WHAT IS EXPECTED:
All of the data must be printed exactly; please include every line.

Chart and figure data
──────

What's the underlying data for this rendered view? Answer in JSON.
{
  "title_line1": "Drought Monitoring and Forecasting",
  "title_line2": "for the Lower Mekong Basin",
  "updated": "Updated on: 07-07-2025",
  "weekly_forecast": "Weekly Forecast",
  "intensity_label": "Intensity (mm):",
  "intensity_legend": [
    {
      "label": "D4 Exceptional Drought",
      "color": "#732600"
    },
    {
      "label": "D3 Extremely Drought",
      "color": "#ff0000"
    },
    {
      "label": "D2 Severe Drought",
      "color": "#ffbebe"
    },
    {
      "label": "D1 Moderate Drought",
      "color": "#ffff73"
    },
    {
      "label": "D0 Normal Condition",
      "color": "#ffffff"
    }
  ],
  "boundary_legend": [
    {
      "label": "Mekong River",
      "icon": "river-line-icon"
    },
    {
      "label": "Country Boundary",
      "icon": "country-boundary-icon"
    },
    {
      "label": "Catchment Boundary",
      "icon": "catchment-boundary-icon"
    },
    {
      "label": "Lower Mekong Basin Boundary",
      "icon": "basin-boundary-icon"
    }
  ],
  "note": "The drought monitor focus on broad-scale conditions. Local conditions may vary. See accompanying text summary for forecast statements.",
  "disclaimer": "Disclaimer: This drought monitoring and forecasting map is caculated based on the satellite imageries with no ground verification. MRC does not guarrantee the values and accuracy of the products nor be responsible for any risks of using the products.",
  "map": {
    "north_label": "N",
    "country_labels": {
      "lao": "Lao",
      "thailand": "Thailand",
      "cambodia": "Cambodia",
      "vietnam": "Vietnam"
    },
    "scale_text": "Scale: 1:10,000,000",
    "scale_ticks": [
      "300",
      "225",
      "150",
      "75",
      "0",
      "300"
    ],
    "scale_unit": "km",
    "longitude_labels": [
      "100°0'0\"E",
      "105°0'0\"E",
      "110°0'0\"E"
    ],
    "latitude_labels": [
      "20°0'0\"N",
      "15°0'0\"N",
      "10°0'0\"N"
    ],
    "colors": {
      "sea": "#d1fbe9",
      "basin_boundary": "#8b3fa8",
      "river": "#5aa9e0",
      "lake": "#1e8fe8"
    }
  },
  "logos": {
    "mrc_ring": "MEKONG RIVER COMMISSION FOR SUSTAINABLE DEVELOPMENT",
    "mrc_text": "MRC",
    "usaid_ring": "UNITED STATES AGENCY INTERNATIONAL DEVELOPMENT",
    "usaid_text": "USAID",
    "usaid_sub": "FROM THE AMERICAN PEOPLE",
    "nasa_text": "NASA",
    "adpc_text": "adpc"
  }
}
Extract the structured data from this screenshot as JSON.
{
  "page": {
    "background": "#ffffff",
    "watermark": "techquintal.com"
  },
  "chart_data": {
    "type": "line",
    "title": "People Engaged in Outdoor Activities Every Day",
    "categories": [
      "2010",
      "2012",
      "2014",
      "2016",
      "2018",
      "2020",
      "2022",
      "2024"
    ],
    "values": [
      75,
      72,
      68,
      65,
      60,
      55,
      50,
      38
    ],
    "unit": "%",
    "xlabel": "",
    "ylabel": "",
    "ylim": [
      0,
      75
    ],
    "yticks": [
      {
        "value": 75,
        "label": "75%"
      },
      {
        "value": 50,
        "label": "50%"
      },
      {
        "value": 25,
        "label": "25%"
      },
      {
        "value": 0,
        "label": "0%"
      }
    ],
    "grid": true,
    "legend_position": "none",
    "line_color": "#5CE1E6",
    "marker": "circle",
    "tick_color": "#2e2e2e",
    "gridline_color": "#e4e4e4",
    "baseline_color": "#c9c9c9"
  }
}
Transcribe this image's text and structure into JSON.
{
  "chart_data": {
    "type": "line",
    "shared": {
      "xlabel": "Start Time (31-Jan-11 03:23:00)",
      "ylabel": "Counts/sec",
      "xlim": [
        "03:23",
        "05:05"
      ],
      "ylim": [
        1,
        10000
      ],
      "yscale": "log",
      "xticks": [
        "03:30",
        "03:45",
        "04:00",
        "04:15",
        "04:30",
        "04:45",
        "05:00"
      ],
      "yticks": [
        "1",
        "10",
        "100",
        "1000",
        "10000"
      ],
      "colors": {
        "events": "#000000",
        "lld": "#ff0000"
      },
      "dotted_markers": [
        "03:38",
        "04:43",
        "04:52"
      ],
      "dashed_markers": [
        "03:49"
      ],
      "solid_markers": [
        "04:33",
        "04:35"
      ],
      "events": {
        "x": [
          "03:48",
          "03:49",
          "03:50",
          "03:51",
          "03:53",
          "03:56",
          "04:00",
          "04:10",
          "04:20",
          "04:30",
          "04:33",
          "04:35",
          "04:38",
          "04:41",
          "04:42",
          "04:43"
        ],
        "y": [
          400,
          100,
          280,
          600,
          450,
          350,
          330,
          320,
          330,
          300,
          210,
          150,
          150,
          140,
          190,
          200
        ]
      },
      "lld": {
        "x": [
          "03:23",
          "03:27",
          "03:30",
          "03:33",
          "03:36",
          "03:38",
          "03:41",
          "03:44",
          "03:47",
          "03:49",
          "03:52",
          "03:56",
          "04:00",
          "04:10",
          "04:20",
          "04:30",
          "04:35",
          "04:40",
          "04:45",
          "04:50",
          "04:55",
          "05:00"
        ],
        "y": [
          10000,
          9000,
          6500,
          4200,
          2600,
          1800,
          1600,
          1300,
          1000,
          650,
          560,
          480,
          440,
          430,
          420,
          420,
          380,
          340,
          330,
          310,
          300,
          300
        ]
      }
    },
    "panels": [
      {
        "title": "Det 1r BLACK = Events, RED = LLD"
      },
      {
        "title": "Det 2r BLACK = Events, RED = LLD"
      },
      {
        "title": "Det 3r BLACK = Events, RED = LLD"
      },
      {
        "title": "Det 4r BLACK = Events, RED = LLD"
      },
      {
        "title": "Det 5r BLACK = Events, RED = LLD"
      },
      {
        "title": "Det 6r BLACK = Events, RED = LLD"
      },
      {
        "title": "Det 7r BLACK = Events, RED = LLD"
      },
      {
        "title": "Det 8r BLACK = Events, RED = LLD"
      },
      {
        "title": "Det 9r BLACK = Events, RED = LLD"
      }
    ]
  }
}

──────

TASK OUTPUT:
What's the underlying data for this rendered view? Answer in JSON.
{
  "title_line1": "Drought Monitoring and Forecasting",
  "title_line2": "for the Lower Mekong Basin",
  "updated": "Updated on: 07-07-2025",
  "weekly_forecast": "Weekly Forecast",
  "intensity_label": "Intensity (mm):",
  "intensity_legend": [
    {
      "label": "D4 Exceptional Drought",
      "color": "#732600"
    },
    {
      "label": "D3 Extremely Drought",
      "color": "#ff0000"
    },
    {
      "label": "D2 Severe Drought",
      "color": "#ffbebe"
    },
    {
      "label": "D1 Moderate Drought",
      "color": "#ffff73"
    },
    {
      "label": "D0 Normal Condition",
      "color": "#ffffff"
    }
  ],
  "boundary_legend": [
    {
      "label": "Mekong River",
      "icon": "river-line-icon"
    },
    {
      "label": "Country Boundary",
      "icon": "country-boundary-icon"
    },
    {
      "label": "Catchment Boundary",
      "icon": "catchment-boundary-icon"
    },
    {
      "label": "Lower Mekong Basin Boundary",
      "icon": "basin-boundary-icon"
    }
  ],
  "note": "The drought monitor focus on broad-scale conditions. Local conditions may vary. See accompanying text summary for forecast statements.",
  "disclaimer": "Disclaimer: This drought monitoring and forecasting map is caculated based on the satellite imageries with no ground verification. MRC does not guarrantee the values and accuracy of the products nor be responsible for any risks of using the products.",
  "map": {
    "north_label": "N",
    "country_labels": {
      "lao": "Lao",
      "thailand": "Thailand",
      "cambodia": "Cambodia",
      "vietnam": "Vietnam"
    },
    "scale_text": "Scale: 1:10,000,000",
    "scale_ticks": [
      "300",
      "225",
      "150",
      "75",
      "0",
      "300"
    ],
    "scale_unit": "km",
    "longitude_labels": [
      "100°0'0\"E",
      "105°0'0\"E",
      "110°0'0\"E"
    ],
    "latitude_labels": [
      "20°0'0\"N",
      "15°0'0\"N",
      "10°0'0\"N"
    ],
    "colors": {
      "sea": "#d1fbe9",
      "basin_boundary": "#8b3fa8",
      "river": "#5aa9e0",
      "lake": "#1e8fe8"
    }
  },
  "logos": {
    "mrc_ring": "MEKONG RIVER COMMISSION FOR SUSTAINABLE DEVELOPMENT",
    "mrc_text": "MRC",
    "usaid_ring": "UNITED STATES AGENCY INTERNATIONAL DEVELOPMENT",
    "usaid_text": "USAID",
    "usaid_sub": "FROM THE AMERICAN PEOPLE",
    "nasa_text": "NASA",
    "adpc_text": "adpc"
  }
}
Extract the structured data from this screenshot as JSON.
{
  "page": {
    "background": "#ffffff",
    "watermark": "techquintal.com"
  },
  "chart_data": {
    "type": "line",
    "title": "People Engaged in Outdoor Activities Every Day",
    "categories": [
      "2010",
      "2012",
      "2014",
      "2016",
      "2018",
      "2020",
      "2022",
      "2024"
    ],
    "values": [
      75,
      72,
      68,
      65,
      60,
      55,
      50,
      38
    ],
    "unit": "%",
    "xlabel": "",
    "ylabel": "",
    "ylim": [
      0,
      75
    ],
    "yticks": [
      {
        "value": 75,
        "label": "75%"
      },
      {
        "value": 50,
        "label": "50%"
      },
      {
        "value": 25,
        "label": "25%"
      },
      {
        "value": 0,
        "label": "0%"
      }
    ],
    "grid": true,
    "legend_position": "none",
    "line_color": "#5CE1E6",
    "marker": "circle",
    "tick_color": "#2e2e2e",
    "gridline_color": "#e4e4e4",
    "baseline_color": "#c9c9c9"
  }
}
Transcribe this image's text and structure into JSON.
{
  "chart_data": {
    "type": "line",
    "shared": {
      "xlabel": "Start Time (31-Jan-11 03:23:00)",
      "ylabel": "Counts/sec",
      "xlim": [
        "03:23",
        "05:05"
      ],
      "ylim": [
        1,
        10000
      ],
      "yscale": "log",
      "xticks": [
        "03:30",
        "03:45",
        "04:00",
        "04:15",
        "04:30",
        "04:45",
        "05:00"
      ],
      "yticks": [
        "1",
        "10",
        "100",
        "1000",
        "10000"
      ],
      "colors": {
        "events": "#000000",
        "lld": "#ff0000"
      },
      "dotted_markers": [
        "03:38",
        "04:43",
        "04:52"
      ],
      "dashed_markers": [
        "03:49"
      ],
      "solid_markers": [
        "04:33",
        "04:35"
      ],
      "events": {
        "x": [
          "03:48",
          "03:49",
          "03:50",
          "03:51",
          "03:53",
          "03:56",
          "04:00",
          "04:10",
          "04:20",
          "04:30",
          "04:33",
          "04:35",
          "04:38",
          "04:41",
          "04:42",
          "04:43"
        ],
        "y": [
          400,
          100,
          280,
          600,
          450,
          350,
          330,
          320,
          330,
          300,
          210,
          150,
          150,
          140,
          190,
          200
        ]
      },
      "lld": {
        "x": [
          "03:23",
          "03:27",
          "03:30",
          "03:33",
          "03:36",
          "03:38",
          "03:41",
          "03:44",
          "03:47",
          "03:49",
          "03:52",
          "03:56",
          "04:00",
          "04:10",
          "04:20",
          "04:30",
          "04:35",
          "04:40",
          "04:45",
          "04:50",
          "04:55",
          "05:00"
        ],
        "y": [
          10000,
          9000,
          6500,
          4200,
          2600,
          1800,
          1600,
          1300,
          1000,
          650,
          560,
          480,
          440,
          430,
          420,
          420,
          380,
          340,
          330,
          310,
          300,
          300
        ]
      }
    },
    "panels": [
      {
        "title": "Det 1r BLACK = Events, RED = LLD"
      },
      {
        "title": "Det 2r BLACK = Events, RED = LLD"
      },
      {
        "title": "Det 3r BLACK = Events, RED = LLD"
      },
      {
        "title": "Det 4r BLACK = Events, RED = LLD"
      },
      {
        "title": "Det 5r BLACK = Events, RED = LLD"
      },
      {
        "title": "Det 6r BLACK = Events, RED = LLD"
      },
      {
        "title": "Det 7r BLACK = Events, RED = LLD"
      },
      {
        "title": "Det 8r BLACK = Events, RED = LLD"
      },
      {
        "title": "Det 9r BLACK = Events, RED = LLD"
      }
    ]
  }
}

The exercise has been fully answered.